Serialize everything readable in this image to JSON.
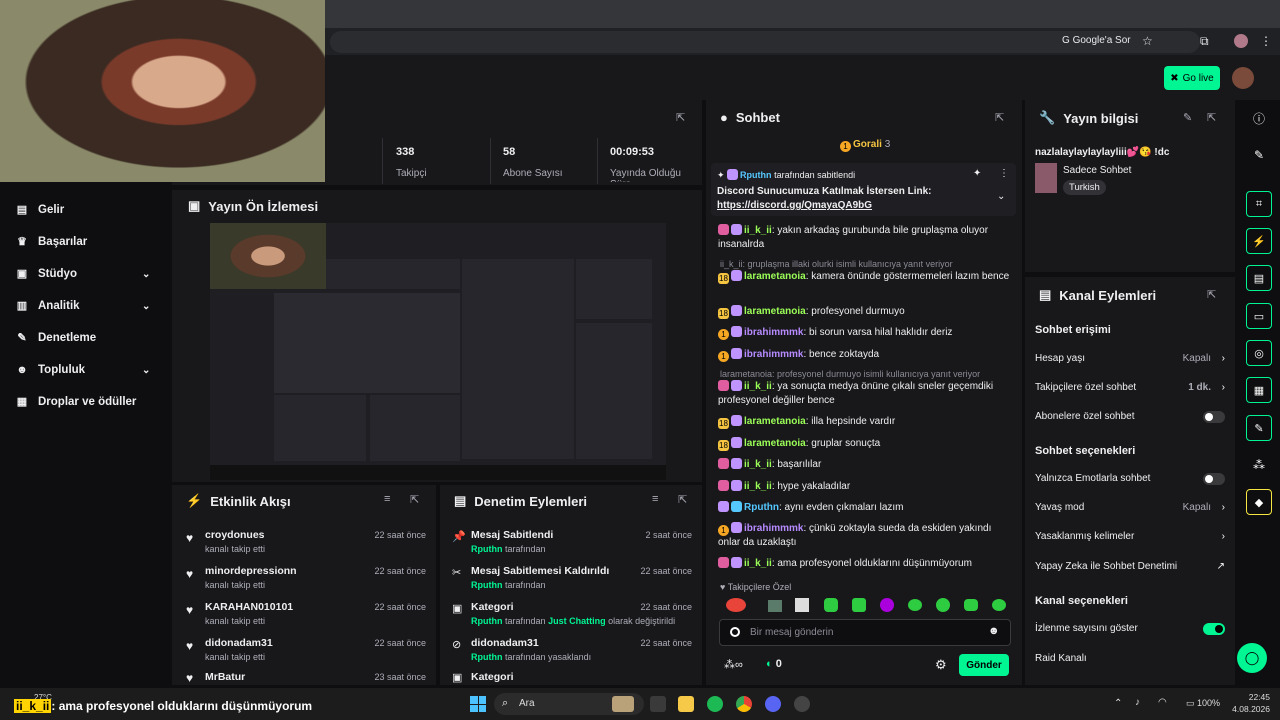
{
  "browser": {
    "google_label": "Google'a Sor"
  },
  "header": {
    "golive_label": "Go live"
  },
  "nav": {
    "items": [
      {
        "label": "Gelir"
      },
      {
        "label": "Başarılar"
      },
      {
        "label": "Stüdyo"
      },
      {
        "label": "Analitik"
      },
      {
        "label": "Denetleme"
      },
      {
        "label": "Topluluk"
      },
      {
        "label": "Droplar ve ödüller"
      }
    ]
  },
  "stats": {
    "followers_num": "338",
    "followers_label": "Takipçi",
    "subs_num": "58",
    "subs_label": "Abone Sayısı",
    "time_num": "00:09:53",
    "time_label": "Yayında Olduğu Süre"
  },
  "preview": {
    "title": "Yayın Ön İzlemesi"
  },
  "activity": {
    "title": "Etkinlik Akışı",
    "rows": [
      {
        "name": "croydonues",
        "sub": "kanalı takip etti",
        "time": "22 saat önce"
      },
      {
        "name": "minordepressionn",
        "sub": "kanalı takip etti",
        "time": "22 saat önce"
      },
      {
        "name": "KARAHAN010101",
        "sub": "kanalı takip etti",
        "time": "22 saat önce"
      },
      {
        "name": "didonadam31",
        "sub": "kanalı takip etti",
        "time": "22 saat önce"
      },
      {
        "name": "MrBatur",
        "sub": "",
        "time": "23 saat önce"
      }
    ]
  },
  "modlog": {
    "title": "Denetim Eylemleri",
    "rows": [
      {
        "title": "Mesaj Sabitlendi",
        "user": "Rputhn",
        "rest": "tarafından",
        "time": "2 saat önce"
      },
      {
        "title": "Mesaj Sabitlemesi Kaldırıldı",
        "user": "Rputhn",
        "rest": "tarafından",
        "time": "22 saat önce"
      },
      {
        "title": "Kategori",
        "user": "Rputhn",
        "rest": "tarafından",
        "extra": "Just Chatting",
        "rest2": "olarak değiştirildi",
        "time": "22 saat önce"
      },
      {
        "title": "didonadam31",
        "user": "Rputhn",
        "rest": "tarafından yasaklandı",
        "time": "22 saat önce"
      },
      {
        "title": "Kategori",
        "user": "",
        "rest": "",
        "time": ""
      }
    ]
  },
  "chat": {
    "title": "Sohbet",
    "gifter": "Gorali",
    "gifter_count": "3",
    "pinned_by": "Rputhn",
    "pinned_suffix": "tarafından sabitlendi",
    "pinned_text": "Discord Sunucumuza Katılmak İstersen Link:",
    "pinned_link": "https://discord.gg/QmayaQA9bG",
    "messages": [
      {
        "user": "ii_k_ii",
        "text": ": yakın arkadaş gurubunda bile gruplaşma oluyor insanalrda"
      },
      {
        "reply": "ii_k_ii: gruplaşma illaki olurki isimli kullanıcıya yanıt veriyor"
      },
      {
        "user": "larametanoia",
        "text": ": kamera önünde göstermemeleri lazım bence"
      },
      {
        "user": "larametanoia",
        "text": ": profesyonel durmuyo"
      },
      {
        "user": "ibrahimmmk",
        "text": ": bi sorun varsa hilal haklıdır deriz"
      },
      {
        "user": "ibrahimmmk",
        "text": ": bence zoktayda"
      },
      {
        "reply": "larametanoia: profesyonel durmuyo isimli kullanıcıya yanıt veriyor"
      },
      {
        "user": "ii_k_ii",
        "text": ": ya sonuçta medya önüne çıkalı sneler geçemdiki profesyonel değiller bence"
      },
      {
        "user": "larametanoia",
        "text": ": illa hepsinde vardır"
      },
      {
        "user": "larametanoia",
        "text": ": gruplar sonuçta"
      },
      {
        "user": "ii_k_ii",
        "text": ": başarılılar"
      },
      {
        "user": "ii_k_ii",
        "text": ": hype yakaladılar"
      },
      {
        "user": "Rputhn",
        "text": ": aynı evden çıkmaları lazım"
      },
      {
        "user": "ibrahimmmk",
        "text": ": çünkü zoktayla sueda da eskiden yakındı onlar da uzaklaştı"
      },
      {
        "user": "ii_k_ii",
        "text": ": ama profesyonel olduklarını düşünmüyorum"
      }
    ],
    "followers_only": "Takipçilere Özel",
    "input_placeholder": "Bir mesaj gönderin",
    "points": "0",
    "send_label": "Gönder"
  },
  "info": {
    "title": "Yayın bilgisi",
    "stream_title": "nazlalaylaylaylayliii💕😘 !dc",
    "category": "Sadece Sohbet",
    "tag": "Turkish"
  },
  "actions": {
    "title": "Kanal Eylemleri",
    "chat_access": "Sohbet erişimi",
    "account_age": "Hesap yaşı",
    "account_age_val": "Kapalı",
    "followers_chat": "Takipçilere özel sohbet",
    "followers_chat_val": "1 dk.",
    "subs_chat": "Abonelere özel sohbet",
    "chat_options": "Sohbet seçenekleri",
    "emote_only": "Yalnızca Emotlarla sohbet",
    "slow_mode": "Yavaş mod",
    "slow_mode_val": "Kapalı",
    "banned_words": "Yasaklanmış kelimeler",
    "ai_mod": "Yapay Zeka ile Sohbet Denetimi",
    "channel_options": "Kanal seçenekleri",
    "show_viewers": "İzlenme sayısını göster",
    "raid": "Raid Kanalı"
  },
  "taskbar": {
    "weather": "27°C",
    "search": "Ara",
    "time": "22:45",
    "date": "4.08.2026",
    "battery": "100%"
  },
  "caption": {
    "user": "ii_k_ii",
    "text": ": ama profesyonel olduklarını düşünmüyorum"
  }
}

◇ ◇ ◇

→ DIRECTION:
Within the data above, pick out all lines holding the word "isimli".

→ EXERCISE ANSWER:
        "reply": "ii_k_ii: gruplaşma illaki olurki isimli kullanıcıya yanıt veriyor"
        "reply": "larametanoia: profesyonel durmuyo isimli kullanıcıya yanıt veriyor"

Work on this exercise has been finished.